Dataset entries on figures:
☆ ☆ ☆ ☆ ☆

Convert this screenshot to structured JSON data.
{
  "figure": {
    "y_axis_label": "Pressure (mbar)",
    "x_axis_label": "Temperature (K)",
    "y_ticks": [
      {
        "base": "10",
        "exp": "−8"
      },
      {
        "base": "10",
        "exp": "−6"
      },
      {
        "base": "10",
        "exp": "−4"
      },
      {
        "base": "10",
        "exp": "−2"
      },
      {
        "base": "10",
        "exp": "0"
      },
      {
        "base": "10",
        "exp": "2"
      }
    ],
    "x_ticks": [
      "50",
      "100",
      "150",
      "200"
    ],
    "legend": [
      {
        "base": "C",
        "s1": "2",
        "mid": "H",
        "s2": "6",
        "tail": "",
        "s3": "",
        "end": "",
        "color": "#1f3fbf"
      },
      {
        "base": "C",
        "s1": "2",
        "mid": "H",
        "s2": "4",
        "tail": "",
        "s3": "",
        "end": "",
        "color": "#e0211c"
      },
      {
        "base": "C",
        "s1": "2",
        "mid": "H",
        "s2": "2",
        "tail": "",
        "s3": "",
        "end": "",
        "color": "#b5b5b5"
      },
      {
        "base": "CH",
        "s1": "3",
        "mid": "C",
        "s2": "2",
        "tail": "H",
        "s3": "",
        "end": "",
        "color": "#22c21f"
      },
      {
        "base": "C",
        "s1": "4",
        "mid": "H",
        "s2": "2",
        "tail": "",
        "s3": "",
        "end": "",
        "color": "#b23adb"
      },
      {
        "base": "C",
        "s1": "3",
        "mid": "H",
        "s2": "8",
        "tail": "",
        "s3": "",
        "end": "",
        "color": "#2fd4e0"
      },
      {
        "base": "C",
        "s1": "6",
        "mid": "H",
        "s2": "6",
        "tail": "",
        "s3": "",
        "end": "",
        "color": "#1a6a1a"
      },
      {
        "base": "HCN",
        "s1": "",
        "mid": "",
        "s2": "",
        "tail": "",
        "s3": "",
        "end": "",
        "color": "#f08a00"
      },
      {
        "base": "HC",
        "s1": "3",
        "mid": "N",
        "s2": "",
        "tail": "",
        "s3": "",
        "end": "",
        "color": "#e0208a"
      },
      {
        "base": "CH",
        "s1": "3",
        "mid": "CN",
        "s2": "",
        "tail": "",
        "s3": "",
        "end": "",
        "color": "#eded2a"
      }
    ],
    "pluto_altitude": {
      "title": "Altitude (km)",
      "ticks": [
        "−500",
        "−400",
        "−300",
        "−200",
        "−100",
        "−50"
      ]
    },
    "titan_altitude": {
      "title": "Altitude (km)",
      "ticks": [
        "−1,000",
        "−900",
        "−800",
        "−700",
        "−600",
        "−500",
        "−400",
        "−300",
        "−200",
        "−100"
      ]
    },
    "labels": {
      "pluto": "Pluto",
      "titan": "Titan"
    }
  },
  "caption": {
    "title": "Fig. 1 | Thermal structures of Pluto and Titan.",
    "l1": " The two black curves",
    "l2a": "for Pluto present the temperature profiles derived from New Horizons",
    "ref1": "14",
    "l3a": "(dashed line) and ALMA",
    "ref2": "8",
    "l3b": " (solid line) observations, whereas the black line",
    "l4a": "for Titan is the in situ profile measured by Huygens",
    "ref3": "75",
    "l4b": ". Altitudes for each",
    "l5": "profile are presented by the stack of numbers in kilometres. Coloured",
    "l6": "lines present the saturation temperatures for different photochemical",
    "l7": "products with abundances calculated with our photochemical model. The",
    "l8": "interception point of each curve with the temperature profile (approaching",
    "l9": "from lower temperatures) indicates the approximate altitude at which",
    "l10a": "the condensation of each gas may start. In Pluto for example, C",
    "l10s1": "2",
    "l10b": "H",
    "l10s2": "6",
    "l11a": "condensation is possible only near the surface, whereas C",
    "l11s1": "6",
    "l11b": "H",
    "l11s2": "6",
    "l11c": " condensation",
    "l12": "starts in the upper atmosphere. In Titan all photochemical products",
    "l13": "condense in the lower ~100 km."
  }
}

☆ ☆ ☆ ☆ ☆

Exercise details: List each line of the entries that holds the string "temperatures".

Answer to this exercise:
    "l6": "lines present the saturation temperatures for different photochemical",
    "l9": "from lower temperatures) indicates the approximate altitude at which",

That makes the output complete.